• [SHORT PROBLEM]: The entries need to be copied exactly.

• [INPUT DATA]:

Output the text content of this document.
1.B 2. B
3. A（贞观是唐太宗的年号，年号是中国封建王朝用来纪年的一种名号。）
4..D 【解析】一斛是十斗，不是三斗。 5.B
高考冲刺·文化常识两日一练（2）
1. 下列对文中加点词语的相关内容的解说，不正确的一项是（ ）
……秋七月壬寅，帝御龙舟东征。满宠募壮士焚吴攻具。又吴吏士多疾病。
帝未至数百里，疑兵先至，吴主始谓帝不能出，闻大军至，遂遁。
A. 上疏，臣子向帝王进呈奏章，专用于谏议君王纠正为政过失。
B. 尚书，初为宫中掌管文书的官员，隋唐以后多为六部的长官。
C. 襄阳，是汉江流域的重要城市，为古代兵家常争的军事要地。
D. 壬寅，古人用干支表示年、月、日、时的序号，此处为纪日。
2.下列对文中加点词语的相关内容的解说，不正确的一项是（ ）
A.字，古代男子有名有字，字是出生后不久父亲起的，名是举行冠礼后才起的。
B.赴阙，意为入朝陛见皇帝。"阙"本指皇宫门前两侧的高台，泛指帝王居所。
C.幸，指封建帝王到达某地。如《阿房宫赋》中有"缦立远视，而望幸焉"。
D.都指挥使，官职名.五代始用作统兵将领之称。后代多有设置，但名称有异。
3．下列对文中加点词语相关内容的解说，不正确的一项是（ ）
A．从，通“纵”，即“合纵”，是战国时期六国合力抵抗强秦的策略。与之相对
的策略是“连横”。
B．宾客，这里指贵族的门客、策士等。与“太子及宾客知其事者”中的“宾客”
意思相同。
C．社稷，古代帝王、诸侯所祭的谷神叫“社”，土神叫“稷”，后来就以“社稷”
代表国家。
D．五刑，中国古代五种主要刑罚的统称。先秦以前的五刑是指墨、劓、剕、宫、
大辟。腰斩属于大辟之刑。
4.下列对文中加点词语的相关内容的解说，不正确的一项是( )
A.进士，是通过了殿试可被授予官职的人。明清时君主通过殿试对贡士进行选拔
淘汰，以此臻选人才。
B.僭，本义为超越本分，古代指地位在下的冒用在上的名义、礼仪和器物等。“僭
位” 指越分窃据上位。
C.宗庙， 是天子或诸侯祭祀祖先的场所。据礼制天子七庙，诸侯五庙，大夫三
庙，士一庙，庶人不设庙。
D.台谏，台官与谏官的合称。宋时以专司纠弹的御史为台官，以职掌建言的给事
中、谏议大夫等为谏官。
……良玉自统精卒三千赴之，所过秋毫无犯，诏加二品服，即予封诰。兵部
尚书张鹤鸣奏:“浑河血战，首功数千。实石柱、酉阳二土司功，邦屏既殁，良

• [RESULT FOR THIS EXERCISE]:
Output the text content of this document.
1.B 2. B
3. A（贞观是唐太宗的年号，年号是中国封建王朝用来纪年的一种名号。）
4..D 【解析】一斛是十斗，不是三斗。 5.B
高考冲刺·文化常识两日一练（2）
1. 下列对文中加点词语的相关内容的解说，不正确的一项是（ ）
……秋七月壬寅，帝御龙舟东征。满宠募壮士焚吴攻具。又吴吏士多疾病。
帝未至数百里，疑兵先至，吴主始谓帝不能出，闻大军至，遂遁。
A. 上疏，臣子向帝王进呈奏章，专用于谏议君王纠正为政过失。
B. 尚书，初为宫中掌管文书的官员，隋唐以后多为六部的长官。
C. 襄阳，是汉江流域的重要城市，为古代兵家常争的军事要地。
D. 壬寅，古人用干支表示年、月、日、时的序号，此处为纪日。
2.下列对文中加点词语的相关内容的解说，不正确的一项是（ ）
A.字，古代男子有名有字，字是出生后不久父亲起的，名是举行冠礼后才起的。
B.赴阙，意为入朝陛见皇帝。"阙"本指皇宫门前两侧的高台，泛指帝王居所。
C.幸，指封建帝王到达某地。如《阿房宫赋》中有"缦立远视，而望幸焉"。
D.都指挥使，官职名.五代始用作统兵将领之称。后代多有设置，但名称有异。
3．下列对文中加点词语相关内容的解说，不正确的一项是（ ）
A．从，通“纵”，即“合纵”，是战国时期六国合力抵抗强秦的策略。与之相对
的策略是“连横”。
B．宾客，这里指贵族的门客、策士等。与“太子及宾客知其事者”中的“宾客”
意思相同。
C．社稷，古代帝王、诸侯所祭的谷神叫“社”，土神叫“稷”，后来就以“社稷”
代表国家。
D．五刑，中国古代五种主要刑罚的统称。先秦以前的五刑是指墨、劓、剕、宫、
大辟。腰斩属于大辟之刑。
4.下列对文中加点词语的相关内容的解说，不正确的一项是( )
A.进士，是通过了殿试可被授予官职的人。明清时君主通过殿试对贡士进行选拔
淘汰，以此臻选人才。
B.僭，本义为超越本分，古代指地位在下的冒用在上的名义、礼仪和器物等。“僭
位” 指越分窃据上位。
C.宗庙， 是天子或诸侯祭祀祖先的场所。据礼制天子七庙，诸侯五庙，大夫三
庙，士一庙，庶人不设庙。
D.台谏，台官与谏官的合称。宋时以专司纠弹的御史为台官，以职掌建言的给事
中、谏议大夫等为谏官。
……良玉自统精卒三千赴之，所过秋毫无犯，诏加二品服，即予封诰。兵部
尚书张鹤鸣奏:“浑河血战，首功数千。实石柱、酉阳二土司功，邦屏既殁，良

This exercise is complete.